● WRITTEN REQUEST
Answer these questions from the forum thread on storing a string in a char array below:
1. What book is the asker reading?
2. According to the quoted comment, how many characters does cout display for the cat array before detecting the null character?
3. What is the first line of output from the asker's program with global arrays?

● QUOTED TEXT
_ _ _ _ _

Logo Questions Linux Laravel Mysql Ubuntu Git Menu
 

Storing a string in an array of chars without the null character

I'm reading the C++ Primer Plus by Stephen Prata. He gives this example:

char dog[8] = { 'b', 'e', 'a', 'u', 'x', ' ', 'I', 'I'}; // not a string!
char cat[8] = {'f', 'a', 't', 'e', 's', 's', 'a', '\0'}; // a string!

with the comment that:

Both of these arrays are arrays of char, but only the second is a string.The null character plays a fundamental role in C-style strings. For example, C++ has many functions that handle strings, including those used by cout.They all work by processing a string character- by-character until they reach the null character. If you ask cout to display a nice string like cat in the preceding example, it displays the first seven characters, detects the null character, and stops. But if you are ungracious enough to tell cout to display the dog array from the preceding example, which is not a string, cout prints the eight letters in the array and then keeps marching through memory byte-by-byte, interpreting each byte as a character to print, until it reaches a null character. Because null characters, which really are bytes set to zero, tend to be common in memory, the damage is usually contained quickly; nonetheless, you should not treat nonstring character arrays as strings.

Now, if a declare my variables global, like this:

#include <iostream>
using namespace std;

char a[8] = {'a', 'b', 'c', 'd', 'e', 'f', 'g', 'h'};
char b[8] = {'1', '2', '3', '4', '5', '6', '7', '8'};

int main(void)
{
    cout << a << endl;
    cout << b << endl;

    return 0;
}

the output will be:

abcdefgh12345678
12345678

So, indeed, the cout "keeps marching through memory byte-by-byte" but only to the end of the second character array. The same thing happens with any combination of char array. I'm thinking that all the other addresses are initialized to 0 and that's why the cout stop. Is this true? If I do something like:

for (int i = 0; i < 100; ++i)

_ _ _ _ _

● DATASET ROWS
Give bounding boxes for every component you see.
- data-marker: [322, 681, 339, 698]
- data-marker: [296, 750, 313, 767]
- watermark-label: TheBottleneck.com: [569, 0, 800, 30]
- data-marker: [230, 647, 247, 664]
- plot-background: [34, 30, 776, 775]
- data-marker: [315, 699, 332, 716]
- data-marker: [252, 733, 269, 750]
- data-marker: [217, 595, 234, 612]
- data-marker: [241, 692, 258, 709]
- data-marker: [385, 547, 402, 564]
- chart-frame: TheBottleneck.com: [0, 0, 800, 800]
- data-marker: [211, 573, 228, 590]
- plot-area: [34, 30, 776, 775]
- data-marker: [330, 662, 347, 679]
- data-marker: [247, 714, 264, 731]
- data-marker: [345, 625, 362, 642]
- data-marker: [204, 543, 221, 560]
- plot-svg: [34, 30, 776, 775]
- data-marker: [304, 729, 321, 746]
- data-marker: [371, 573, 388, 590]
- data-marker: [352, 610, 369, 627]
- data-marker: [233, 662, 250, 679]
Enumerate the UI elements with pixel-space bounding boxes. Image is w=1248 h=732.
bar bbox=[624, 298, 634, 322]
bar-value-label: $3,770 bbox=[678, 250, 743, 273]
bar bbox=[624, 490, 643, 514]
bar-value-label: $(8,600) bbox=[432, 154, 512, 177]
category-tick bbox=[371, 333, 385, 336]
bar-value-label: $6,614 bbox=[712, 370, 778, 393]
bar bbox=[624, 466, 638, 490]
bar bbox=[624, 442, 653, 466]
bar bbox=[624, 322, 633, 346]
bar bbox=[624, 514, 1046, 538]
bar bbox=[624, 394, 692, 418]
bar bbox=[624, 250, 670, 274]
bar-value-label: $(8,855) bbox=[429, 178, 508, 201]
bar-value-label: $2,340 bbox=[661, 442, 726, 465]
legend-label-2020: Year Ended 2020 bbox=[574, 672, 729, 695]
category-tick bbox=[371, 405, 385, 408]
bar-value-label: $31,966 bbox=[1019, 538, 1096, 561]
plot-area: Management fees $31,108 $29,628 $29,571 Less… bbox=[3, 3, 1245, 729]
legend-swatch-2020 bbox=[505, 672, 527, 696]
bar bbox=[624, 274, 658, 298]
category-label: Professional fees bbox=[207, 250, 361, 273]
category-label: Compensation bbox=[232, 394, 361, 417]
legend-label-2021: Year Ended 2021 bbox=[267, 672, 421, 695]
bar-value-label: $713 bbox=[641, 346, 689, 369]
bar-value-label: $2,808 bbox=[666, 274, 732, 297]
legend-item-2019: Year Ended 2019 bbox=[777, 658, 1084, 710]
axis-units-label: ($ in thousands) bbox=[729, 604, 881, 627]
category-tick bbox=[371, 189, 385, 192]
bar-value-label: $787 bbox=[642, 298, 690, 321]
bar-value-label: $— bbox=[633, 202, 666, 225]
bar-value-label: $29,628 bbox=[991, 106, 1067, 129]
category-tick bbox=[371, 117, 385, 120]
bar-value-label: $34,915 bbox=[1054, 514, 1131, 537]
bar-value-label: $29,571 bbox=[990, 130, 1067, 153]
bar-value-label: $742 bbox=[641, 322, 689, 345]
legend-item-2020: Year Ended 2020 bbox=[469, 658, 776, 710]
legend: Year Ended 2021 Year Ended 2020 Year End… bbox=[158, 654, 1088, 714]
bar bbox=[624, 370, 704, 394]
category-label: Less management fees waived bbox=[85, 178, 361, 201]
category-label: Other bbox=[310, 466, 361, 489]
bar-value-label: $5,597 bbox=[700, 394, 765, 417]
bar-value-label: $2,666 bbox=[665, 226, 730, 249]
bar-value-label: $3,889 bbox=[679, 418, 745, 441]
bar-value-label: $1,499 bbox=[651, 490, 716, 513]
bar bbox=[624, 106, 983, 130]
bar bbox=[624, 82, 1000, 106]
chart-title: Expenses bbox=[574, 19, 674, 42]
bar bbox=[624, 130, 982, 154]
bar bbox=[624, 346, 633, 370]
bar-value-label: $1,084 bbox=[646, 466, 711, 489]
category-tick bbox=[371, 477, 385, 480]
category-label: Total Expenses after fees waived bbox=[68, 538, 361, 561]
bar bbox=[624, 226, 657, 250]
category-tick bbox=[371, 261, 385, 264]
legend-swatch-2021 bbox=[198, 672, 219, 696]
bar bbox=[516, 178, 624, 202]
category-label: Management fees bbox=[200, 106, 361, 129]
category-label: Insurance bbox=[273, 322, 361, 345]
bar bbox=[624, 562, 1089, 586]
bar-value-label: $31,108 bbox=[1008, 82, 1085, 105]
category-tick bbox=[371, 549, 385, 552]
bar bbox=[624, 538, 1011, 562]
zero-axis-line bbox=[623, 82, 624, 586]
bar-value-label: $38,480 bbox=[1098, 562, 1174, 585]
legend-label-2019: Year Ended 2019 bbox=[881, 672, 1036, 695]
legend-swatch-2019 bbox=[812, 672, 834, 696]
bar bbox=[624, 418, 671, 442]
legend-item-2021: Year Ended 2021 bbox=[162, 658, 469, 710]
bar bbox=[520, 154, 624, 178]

_ _ _ _ _

● TASK RESPONSE
1. C++ Primer Plus by Stephen Prata
2. The first seven characters
3. abcdefgh12345678